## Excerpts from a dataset
********************

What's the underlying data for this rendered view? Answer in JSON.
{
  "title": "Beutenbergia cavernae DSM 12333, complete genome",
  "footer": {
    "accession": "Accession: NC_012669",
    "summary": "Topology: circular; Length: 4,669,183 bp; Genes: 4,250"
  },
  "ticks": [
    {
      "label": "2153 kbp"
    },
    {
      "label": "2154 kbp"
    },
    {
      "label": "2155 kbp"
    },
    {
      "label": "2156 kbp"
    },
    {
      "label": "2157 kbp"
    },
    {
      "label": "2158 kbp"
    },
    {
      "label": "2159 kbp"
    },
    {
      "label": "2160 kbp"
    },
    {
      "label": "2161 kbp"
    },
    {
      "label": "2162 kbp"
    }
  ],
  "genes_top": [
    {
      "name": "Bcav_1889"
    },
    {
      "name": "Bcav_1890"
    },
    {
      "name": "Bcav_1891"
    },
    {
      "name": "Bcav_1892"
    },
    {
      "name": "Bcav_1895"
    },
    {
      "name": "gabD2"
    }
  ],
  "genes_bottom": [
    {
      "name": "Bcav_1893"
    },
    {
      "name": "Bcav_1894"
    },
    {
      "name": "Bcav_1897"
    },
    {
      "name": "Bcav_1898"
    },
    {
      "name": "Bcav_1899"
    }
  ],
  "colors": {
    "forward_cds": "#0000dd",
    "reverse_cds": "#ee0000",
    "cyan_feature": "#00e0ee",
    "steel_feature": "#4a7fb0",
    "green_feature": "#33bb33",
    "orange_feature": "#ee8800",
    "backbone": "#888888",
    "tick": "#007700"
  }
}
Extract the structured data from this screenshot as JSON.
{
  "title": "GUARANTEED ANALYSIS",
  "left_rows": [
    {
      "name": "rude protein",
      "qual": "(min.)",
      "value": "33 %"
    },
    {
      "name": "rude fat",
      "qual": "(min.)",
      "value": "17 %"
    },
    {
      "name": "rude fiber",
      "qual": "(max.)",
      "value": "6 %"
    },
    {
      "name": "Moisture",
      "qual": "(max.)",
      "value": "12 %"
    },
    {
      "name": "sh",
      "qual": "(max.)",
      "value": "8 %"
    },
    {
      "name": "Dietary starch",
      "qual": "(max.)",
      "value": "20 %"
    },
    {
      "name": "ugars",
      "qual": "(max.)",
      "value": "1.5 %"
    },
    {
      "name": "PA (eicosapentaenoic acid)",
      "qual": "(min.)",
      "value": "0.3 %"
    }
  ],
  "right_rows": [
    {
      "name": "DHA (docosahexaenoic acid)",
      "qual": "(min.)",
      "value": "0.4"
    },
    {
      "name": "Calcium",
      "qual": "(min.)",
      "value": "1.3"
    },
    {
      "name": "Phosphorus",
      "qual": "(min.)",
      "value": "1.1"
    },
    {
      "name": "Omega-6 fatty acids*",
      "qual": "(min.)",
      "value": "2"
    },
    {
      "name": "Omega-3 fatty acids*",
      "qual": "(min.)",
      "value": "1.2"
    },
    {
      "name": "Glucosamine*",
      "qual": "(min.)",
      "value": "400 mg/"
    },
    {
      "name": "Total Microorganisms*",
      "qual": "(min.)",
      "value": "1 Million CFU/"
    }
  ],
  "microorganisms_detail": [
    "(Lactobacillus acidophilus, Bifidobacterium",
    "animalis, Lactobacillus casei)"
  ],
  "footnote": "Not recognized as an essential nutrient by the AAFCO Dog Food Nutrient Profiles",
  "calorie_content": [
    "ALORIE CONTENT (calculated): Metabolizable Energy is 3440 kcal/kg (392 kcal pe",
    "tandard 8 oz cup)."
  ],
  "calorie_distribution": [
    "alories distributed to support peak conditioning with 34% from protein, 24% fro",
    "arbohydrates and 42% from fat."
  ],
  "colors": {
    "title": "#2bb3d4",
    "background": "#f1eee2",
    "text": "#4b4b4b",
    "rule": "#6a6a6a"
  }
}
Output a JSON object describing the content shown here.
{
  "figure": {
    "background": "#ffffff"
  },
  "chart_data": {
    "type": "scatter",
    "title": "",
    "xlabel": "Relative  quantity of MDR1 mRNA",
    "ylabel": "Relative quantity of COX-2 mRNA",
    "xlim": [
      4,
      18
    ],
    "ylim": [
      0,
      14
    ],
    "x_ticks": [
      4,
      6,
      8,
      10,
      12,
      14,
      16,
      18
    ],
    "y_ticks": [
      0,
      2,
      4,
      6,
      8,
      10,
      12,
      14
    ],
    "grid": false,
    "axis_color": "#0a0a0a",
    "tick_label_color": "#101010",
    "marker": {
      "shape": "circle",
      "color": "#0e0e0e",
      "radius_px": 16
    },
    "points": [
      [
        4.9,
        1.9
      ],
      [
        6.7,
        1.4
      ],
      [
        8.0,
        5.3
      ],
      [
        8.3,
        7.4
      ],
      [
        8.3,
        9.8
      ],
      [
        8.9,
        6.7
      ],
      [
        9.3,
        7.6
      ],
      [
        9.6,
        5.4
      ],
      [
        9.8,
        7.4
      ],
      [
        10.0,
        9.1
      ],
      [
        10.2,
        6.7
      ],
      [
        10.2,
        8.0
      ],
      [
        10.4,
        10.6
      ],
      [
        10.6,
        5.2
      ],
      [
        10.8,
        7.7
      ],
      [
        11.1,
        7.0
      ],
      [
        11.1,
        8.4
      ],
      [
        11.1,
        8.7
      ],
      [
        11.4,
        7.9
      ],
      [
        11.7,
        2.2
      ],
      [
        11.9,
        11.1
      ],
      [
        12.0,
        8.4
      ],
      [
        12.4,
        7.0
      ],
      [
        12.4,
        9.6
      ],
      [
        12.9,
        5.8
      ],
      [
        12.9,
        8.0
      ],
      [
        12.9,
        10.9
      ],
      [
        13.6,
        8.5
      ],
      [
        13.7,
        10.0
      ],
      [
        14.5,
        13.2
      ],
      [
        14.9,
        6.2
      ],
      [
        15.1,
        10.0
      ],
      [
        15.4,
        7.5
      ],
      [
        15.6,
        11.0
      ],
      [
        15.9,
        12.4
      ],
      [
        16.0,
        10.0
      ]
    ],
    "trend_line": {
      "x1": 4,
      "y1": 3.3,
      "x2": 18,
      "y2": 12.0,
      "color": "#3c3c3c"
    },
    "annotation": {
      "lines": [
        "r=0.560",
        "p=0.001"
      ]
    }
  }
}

********************

## Exercise prompt
Whenever a line of the entries contains the string "background", copy that line.

## Reply to the exercise
    "background": "#f1eee2",
    "background": "#ffffff"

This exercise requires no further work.